> [EXERCISE REQUIREMENTS]:
Give the data below again exactly as written, without its pictures.

> [RECORD SET]:
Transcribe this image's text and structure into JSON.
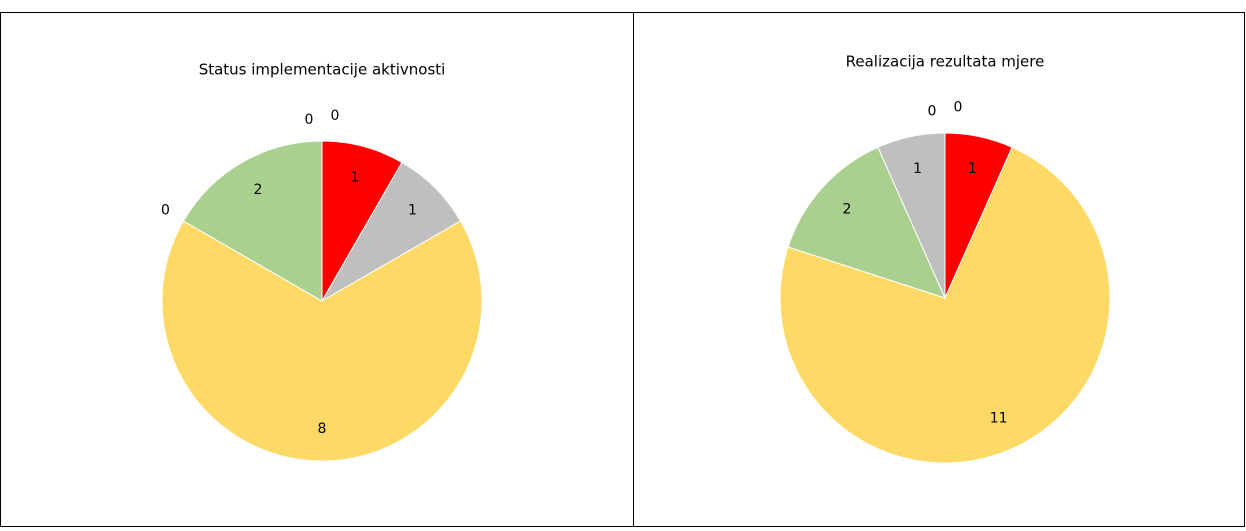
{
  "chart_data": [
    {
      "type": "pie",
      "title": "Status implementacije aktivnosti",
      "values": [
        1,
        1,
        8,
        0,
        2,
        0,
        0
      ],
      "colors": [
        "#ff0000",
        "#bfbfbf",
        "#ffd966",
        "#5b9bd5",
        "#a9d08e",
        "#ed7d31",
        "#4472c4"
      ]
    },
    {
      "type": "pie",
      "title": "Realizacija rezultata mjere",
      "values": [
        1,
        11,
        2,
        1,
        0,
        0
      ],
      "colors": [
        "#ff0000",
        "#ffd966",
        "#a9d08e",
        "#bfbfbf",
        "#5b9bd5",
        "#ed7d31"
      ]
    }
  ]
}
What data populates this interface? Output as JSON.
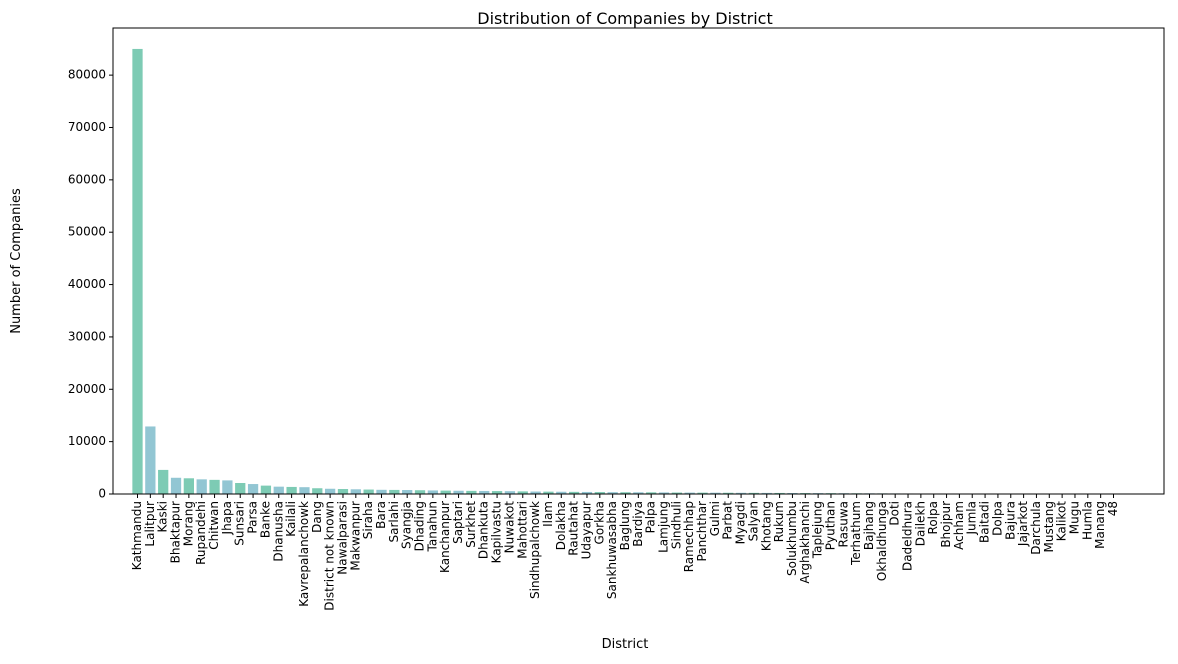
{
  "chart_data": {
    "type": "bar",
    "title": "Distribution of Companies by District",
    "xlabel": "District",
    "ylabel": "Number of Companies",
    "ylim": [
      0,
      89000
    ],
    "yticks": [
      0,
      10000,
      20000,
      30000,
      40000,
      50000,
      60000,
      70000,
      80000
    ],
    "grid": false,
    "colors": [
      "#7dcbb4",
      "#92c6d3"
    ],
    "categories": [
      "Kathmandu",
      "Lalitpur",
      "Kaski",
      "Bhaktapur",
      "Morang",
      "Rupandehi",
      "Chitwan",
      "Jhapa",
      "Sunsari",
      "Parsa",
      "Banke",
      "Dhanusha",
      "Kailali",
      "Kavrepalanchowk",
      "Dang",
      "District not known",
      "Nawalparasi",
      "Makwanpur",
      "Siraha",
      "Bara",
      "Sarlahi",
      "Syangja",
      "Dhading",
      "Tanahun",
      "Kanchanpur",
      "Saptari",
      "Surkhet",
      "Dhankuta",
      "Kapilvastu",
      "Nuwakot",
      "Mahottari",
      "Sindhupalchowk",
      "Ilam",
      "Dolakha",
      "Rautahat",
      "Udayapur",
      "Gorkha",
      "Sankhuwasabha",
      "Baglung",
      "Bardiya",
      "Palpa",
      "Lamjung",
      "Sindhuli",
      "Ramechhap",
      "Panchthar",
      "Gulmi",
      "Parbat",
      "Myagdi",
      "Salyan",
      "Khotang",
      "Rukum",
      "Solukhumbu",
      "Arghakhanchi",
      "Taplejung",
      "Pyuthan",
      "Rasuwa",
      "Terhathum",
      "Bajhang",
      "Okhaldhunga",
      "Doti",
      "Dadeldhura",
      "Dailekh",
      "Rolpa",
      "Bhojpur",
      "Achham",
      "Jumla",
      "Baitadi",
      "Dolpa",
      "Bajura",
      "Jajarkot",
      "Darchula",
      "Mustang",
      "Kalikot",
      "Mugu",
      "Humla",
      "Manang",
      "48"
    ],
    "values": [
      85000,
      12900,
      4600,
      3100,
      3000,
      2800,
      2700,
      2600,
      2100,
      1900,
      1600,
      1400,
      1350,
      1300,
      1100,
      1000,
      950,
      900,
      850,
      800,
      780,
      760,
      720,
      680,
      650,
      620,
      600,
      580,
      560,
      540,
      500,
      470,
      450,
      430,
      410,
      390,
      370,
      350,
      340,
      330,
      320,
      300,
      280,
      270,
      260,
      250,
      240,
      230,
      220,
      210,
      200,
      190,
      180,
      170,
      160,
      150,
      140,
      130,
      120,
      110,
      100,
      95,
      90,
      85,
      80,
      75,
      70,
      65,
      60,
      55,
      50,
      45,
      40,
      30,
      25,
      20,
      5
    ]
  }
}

> [RESPONSE]:
Transcribe this image's text and structure into JSON.
{
  "chart_data": [
    {
      "type": "pie",
      "title": "Status implementacije aktivnosti",
      "values": [
        1,
        1,
        8,
        0,
        2,
        0,
        0
      ],
      "colors": [
        "#ff0000",
        "#bfbfbf",
        "#ffd966",
        "#5b9bd5",
        "#a9d08e",
        "#ed7d31",
        "#4472c4"
      ]
    },
    {
      "type": "pie",
      "title": "Realizacija rezultata mjere",
      "values": [
        1,
        11,
        2,
        1,
        0,
        0
      ],
      "colors": [
        "#ff0000",
        "#ffd966",
        "#a9d08e",
        "#bfbfbf",
        "#5b9bd5",
        "#ed7d31"
      ]
    }
  ]
}
What data populates this interface? Output as JSON.
{
  "chart_data": {
    "type": "bar",
    "title": "Distribution of Companies by District",
    "xlabel": "District",
    "ylabel": "Number of Companies",
    "ylim": [
      0,
      89000
    ],
    "yticks": [
      0,
      10000,
      20000,
      30000,
      40000,
      50000,
      60000,
      70000,
      80000
    ],
    "grid": false,
    "colors": [
      "#7dcbb4",
      "#92c6d3"
    ],
    "categories": [
      "Kathmandu",
      "Lalitpur",
      "Kaski",
      "Bhaktapur",
      "Morang",
      "Rupandehi",
      "Chitwan",
      "Jhapa",
      "Sunsari",
      "Parsa",
      "Banke",
      "Dhanusha",
      "Kailali",
      "Kavrepalanchowk",
      "Dang",
      "District not known",
      "Nawalparasi",
      "Makwanpur",
      "Siraha",
      "Bara",
      "Sarlahi",
      "Syangja",
      "Dhading",
      "Tanahun",
      "Kanchanpur",
      "Saptari",
      "Surkhet",
      "Dhankuta",
      "Kapilvastu",
      "Nuwakot",
      "Mahottari",
      "Sindhupalchowk",
      "Ilam",
      "Dolakha",
      "Rautahat",
      "Udayapur",
      "Gorkha",
      "Sankhuwasabha",
      "Baglung",
      "Bardiya",
      "Palpa",
      "Lamjung",
      "Sindhuli",
      "Ramechhap",
      "Panchthar",
      "Gulmi",
      "Parbat",
      "Myagdi",
      "Salyan",
      "Khotang",
      "Rukum",
      "Solukhumbu",
      "Arghakhanchi",
      "Taplejung",
      "Pyuthan",
      "Rasuwa",
      "Terhathum",
      "Bajhang",
      "Okhaldhunga",
      "Doti",
      "Dadeldhura",
      "Dailekh",
      "Rolpa",
      "Bhojpur",
      "Achham",
      "Jumla",
      "Baitadi",
      "Dolpa",
      "Bajura",
      "Jajarkot",
      "Darchula",
      "Mustang",
      "Kalikot",
      "Mugu",
      "Humla",
      "Manang",
      "48"
    ],
    "values": [
      85000,
      12900,
      4600,
      3100,
      3000,
      2800,
      2700,
      2600,
      2100,
      1900,
      1600,
      1400,
      1350,
      1300,
      1100,
      1000,
      950,
      900,
      850,
      800,
      780,
      760,
      720,
      680,
      650,
      620,
      600,
      580,
      560,
      540,
      500,
      470,
      450,
      430,
      410,
      390,
      370,
      350,
      340,
      330,
      320,
      300,
      280,
      270,
      260,
      250,
      240,
      230,
      220,
      210,
      200,
      190,
      180,
      170,
      160,
      150,
      140,
      130,
      120,
      110,
      100,
      95,
      90,
      85,
      80,
      75,
      70,
      65,
      60,
      55,
      50,
      45,
      40,
      30,
      25,
      20,
      5
    ]
  }
}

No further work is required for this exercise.